===== Raw records =====

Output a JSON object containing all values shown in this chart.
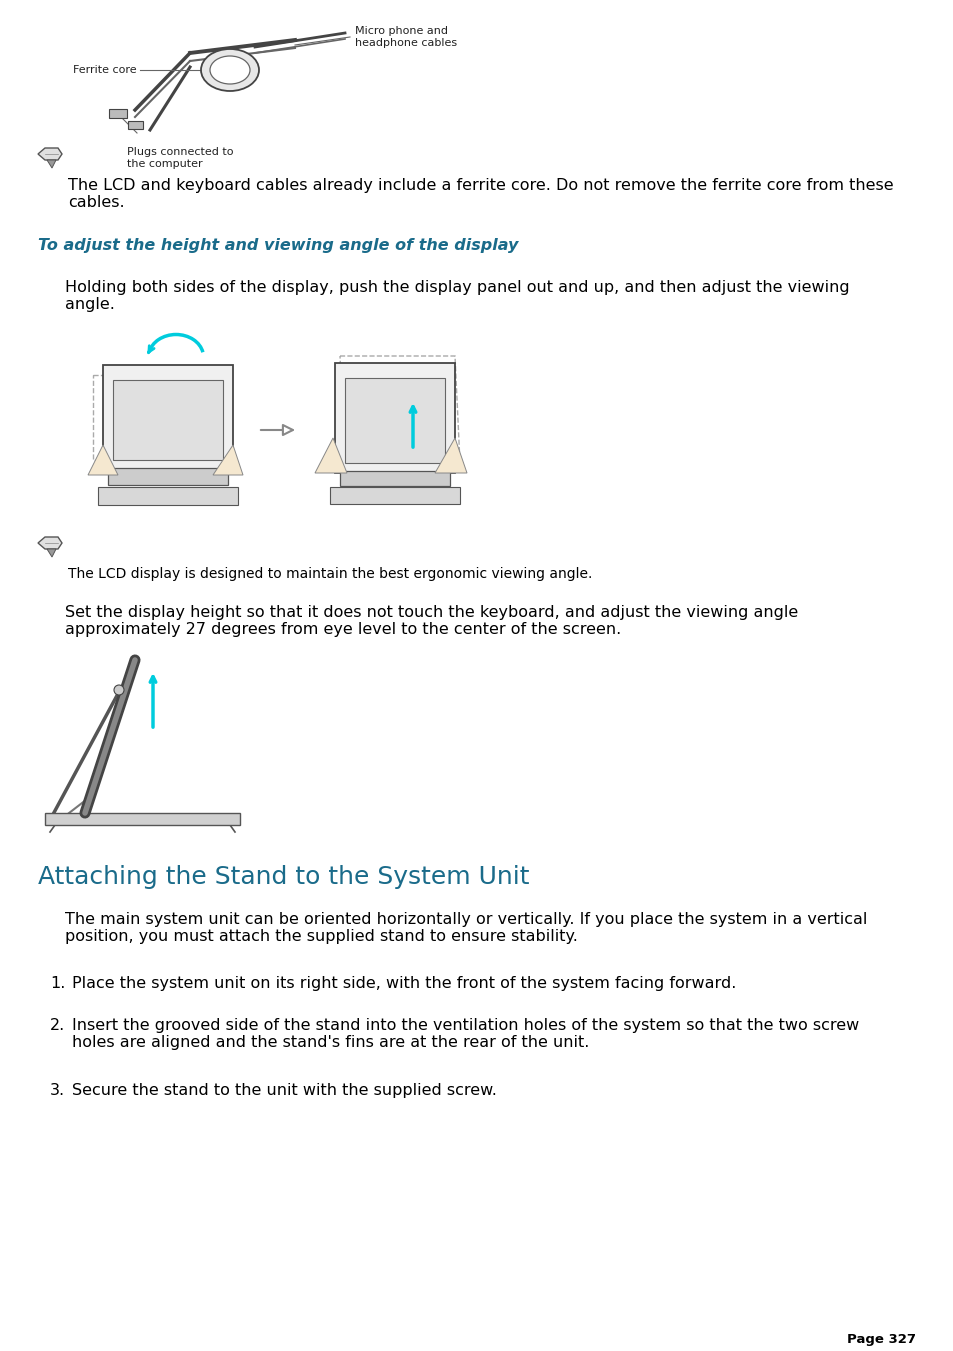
{
  "bg_color": "#ffffff",
  "page_number": "Page 327",
  "heading_color": "#1a6b8a",
  "text_color": "#000000",
  "section_title": "Attaching the Stand to the System Unit",
  "subsection_title": "To adjust the height and viewing angle of the display",
  "note1_text": "The LCD and keyboard cables already include a ferrite core. Do not remove the ferrite core from these\ncables.",
  "note2_text": "The LCD display is designed to maintain the best ergonomic viewing angle.",
  "body1_text": "Holding both sides of the display, push the display panel out and up, and then adjust the viewing\nangle.",
  "body2_text": "Set the display height so that it does not touch the keyboard, and adjust the viewing angle\napproximately 27 degrees from eye level to the center of the screen.",
  "section_intro": "The main system unit can be oriented horizontally or vertically. If you place the system in a vertical\nposition, you must attach the supplied stand to ensure stability.",
  "step1": "Place the system unit on its right side, with the front of the system facing forward.",
  "step2": "Insert the grooved side of the stand into the ventilation holes of the system so that the two screw\nholes are aligned and the stand's fins are at the rear of the unit.",
  "step3": "Secure the stand to the unit with the supplied screw.",
  "ferrite_label1": "Ferrite core",
  "ferrite_label2": "Micro phone and\nheadphone cables",
  "ferrite_label3": "Plugs connected to\nthe computer",
  "font_size_body": 11.5,
  "font_size_heading": 18,
  "font_size_subsection": 11.5,
  "font_size_note": 10,
  "font_size_page": 9.5,
  "font_size_label": 8
}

=====

What is needed:
Filter the records, keeping only lines that contain "height", and show those lines.

Task output:
  "subsection_title": "To adjust the height and viewing angle of the display",
  "body2_text": "Set the display height so that it does not touch the keyboard, and adjust the viewing angle\napproximately 27 degrees from eye level to the center of the screen.",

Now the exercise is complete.